--- Begin ---

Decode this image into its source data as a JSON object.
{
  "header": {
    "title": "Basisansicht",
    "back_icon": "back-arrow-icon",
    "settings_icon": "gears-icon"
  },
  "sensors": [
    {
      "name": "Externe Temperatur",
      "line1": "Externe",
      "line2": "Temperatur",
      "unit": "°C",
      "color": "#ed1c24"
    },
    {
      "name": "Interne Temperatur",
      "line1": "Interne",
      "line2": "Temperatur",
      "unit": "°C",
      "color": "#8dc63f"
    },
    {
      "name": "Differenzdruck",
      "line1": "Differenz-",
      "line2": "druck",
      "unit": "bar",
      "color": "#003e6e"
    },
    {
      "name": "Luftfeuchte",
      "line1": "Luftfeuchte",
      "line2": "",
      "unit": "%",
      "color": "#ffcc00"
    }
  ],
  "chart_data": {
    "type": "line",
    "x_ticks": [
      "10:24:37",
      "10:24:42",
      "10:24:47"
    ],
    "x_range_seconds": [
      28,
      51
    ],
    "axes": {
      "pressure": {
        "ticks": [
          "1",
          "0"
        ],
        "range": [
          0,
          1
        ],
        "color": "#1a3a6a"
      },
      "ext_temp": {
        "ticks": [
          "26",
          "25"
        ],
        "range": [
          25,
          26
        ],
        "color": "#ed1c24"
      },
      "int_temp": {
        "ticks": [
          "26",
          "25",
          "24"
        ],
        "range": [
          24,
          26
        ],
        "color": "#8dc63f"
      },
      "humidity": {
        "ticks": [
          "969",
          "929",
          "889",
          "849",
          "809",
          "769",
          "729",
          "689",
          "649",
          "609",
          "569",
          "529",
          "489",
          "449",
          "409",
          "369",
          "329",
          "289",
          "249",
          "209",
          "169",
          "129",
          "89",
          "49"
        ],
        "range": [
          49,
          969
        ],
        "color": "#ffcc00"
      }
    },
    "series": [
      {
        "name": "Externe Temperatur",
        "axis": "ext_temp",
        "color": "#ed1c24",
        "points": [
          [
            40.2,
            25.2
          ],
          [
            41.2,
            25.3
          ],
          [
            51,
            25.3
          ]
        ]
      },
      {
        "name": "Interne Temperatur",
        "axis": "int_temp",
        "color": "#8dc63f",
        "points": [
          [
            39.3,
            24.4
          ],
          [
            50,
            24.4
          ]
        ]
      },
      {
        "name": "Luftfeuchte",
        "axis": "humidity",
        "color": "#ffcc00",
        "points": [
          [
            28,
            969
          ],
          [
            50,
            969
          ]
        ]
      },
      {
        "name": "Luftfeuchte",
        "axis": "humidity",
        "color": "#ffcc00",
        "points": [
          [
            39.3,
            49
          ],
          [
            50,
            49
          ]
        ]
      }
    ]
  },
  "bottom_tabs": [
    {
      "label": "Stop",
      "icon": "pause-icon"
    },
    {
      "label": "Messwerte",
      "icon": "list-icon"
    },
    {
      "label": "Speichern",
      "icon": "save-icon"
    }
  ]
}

--- End ---

Copy out the full set of records precisely, leaving nothing out.

### Answer to this exercise
Decode this image into its source data as a JSON object.
{
  "header": {
    "title": "Basisansicht",
    "back_icon": "back-arrow-icon",
    "settings_icon": "gears-icon"
  },
  "sensors": [
    {
      "name": "Externe Temperatur",
      "line1": "Externe",
      "line2": "Temperatur",
      "unit": "°C",
      "color": "#ed1c24"
    },
    {
      "name": "Interne Temperatur",
      "line1": "Interne",
      "line2": "Temperatur",
      "unit": "°C",
      "color": "#8dc63f"
    },
    {
      "name": "Differenzdruck",
      "line1": "Differenz-",
      "line2": "druck",
      "unit": "bar",
      "color": "#003e6e"
    },
    {
      "name": "Luftfeuchte",
      "line1": "Luftfeuchte",
      "line2": "",
      "unit": "%",
      "color": "#ffcc00"
    }
  ],
  "chart_data": {
    "type": "line",
    "x_ticks": [
      "10:24:37",
      "10:24:42",
      "10:24:47"
    ],
    "x_range_seconds": [
      28,
      51
    ],
    "axes": {
      "pressure": {
        "ticks": [
          "1",
          "0"
        ],
        "range": [
          0,
          1
        ],
        "color": "#1a3a6a"
      },
      "ext_temp": {
        "ticks": [
          "26",
          "25"
        ],
        "range": [
          25,
          26
        ],
        "color": "#ed1c24"
      },
      "int_temp": {
        "ticks": [
          "26",
          "25",
          "24"
        ],
        "range": [
          24,
          26
        ],
        "color": "#8dc63f"
      },
      "humidity": {
        "ticks": [
          "969",
          "929",
          "889",
          "849",
          "809",
          "769",
          "729",
          "689",
          "649",
          "609",
          "569",
          "529",
          "489",
          "449",
          "409",
          "369",
          "329",
          "289",
          "249",
          "209",
          "169",
          "129",
          "89",
          "49"
        ],
        "range": [
          49,
          969
        ],
        "color": "#ffcc00"
      }
    },
    "series": [
      {
        "name": "Externe Temperatur",
        "axis": "ext_temp",
        "color": "#ed1c24",
        "points": [
          [
            40.2,
            25.2
          ],
          [
            41.2,
            25.3
          ],
          [
            51,
            25.3
          ]
        ]
      },
      {
        "name": "Interne Temperatur",
        "axis": "int_temp",
        "color": "#8dc63f",
        "points": [
          [
            39.3,
            24.4
          ],
          [
            50,
            24.4
          ]
        ]
      },
      {
        "name": "Luftfeuchte",
        "axis": "humidity",
        "color": "#ffcc00",
        "points": [
          [
            28,
            969
          ],
          [
            50,
            969
          ]
        ]
      },
      {
        "name": "Luftfeuchte",
        "axis": "humidity",
        "color": "#ffcc00",
        "points": [
          [
            39.3,
            49
          ],
          [
            50,
            49
          ]
        ]
      }
    ]
  },
  "bottom_tabs": [
    {
      "label": "Stop",
      "icon": "pause-icon"
    },
    {
      "label": "Messwerte",
      "icon": "list-icon"
    },
    {
      "label": "Speichern",
      "icon": "save-icon"
    }
  ]
}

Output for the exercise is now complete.